• EXERCISE OBJECTIVE: Return the entries verbatim and drop every picture.

** Start AVAILABLE RECORDS **

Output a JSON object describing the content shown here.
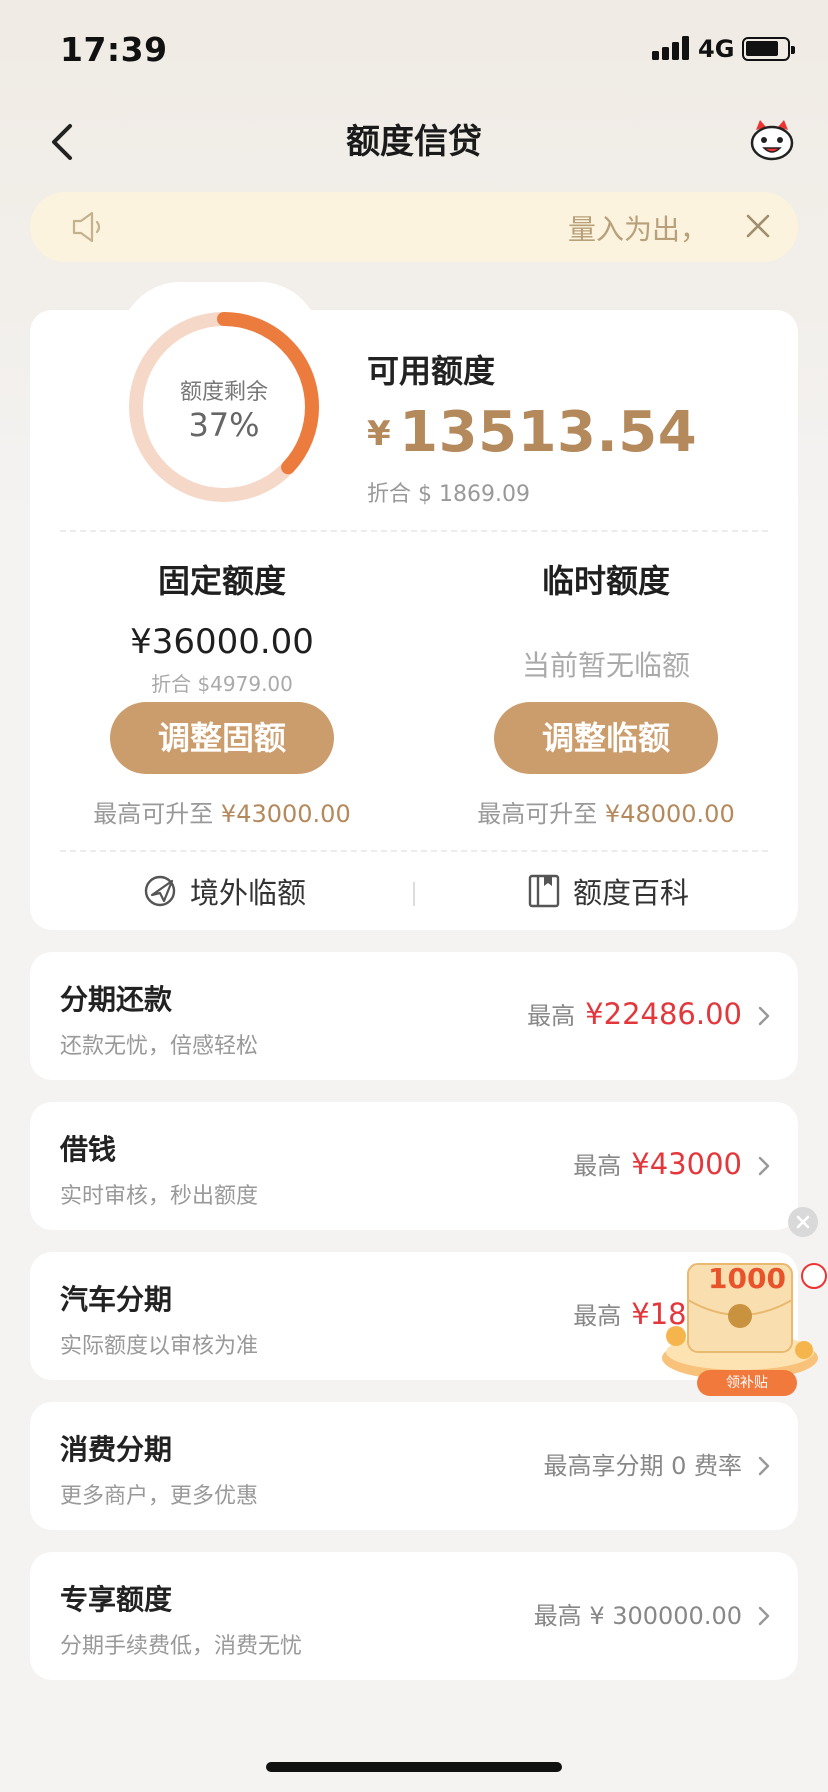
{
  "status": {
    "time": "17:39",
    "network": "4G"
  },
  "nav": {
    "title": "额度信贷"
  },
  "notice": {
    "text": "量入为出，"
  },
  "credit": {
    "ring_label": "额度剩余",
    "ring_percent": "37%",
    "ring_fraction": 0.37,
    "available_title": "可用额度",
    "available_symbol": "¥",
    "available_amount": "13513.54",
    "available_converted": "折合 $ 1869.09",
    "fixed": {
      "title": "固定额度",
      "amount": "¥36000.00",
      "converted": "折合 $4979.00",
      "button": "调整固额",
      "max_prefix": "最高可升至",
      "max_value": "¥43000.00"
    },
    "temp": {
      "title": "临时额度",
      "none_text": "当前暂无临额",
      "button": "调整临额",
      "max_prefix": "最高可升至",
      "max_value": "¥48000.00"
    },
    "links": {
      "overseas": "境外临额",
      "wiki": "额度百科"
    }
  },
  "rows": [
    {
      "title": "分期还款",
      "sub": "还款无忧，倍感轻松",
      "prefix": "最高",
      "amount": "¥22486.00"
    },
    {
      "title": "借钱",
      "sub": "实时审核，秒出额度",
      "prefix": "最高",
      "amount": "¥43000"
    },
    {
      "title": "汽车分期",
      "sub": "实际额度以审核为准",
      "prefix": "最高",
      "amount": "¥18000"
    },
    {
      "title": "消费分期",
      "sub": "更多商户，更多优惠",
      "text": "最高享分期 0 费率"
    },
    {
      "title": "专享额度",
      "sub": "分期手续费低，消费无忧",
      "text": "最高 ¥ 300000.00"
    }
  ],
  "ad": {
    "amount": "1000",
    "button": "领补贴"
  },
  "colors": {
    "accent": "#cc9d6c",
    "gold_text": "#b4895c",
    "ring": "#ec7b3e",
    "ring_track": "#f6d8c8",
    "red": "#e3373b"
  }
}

** End AVAILABLE RECORDS **

• COMPLETE ANSWER:
Output a JSON object describing the content shown here.
{
  "status": {
    "time": "17:39",
    "network": "4G"
  },
  "nav": {
    "title": "额度信贷"
  },
  "notice": {
    "text": "量入为出，"
  },
  "credit": {
    "ring_label": "额度剩余",
    "ring_percent": "37%",
    "ring_fraction": 0.37,
    "available_title": "可用额度",
    "available_symbol": "¥",
    "available_amount": "13513.54",
    "available_converted": "折合 $ 1869.09",
    "fixed": {
      "title": "固定额度",
      "amount": "¥36000.00",
      "converted": "折合 $4979.00",
      "button": "调整固额",
      "max_prefix": "最高可升至",
      "max_value": "¥43000.00"
    },
    "temp": {
      "title": "临时额度",
      "none_text": "当前暂无临额",
      "button": "调整临额",
      "max_prefix": "最高可升至",
      "max_value": "¥48000.00"
    },
    "links": {
      "overseas": "境外临额",
      "wiki": "额度百科"
    }
  },
  "rows": [
    {
      "title": "分期还款",
      "sub": "还款无忧，倍感轻松",
      "prefix": "最高",
      "amount": "¥22486.00"
    },
    {
      "title": "借钱",
      "sub": "实时审核，秒出额度",
      "prefix": "最高",
      "amount": "¥43000"
    },
    {
      "title": "汽车分期",
      "sub": "实际额度以审核为准",
      "prefix": "最高",
      "amount": "¥18000"
    },
    {
      "title": "消费分期",
      "sub": "更多商户，更多优惠",
      "text": "最高享分期 0 费率"
    },
    {
      "title": "专享额度",
      "sub": "分期手续费低，消费无忧",
      "text": "最高 ¥ 300000.00"
    }
  ],
  "ad": {
    "amount": "1000",
    "button": "领补贴"
  },
  "colors": {
    "accent": "#cc9d6c",
    "gold_text": "#b4895c",
    "ring": "#ec7b3e",
    "ring_track": "#f6d8c8",
    "red": "#e3373b"
  }
}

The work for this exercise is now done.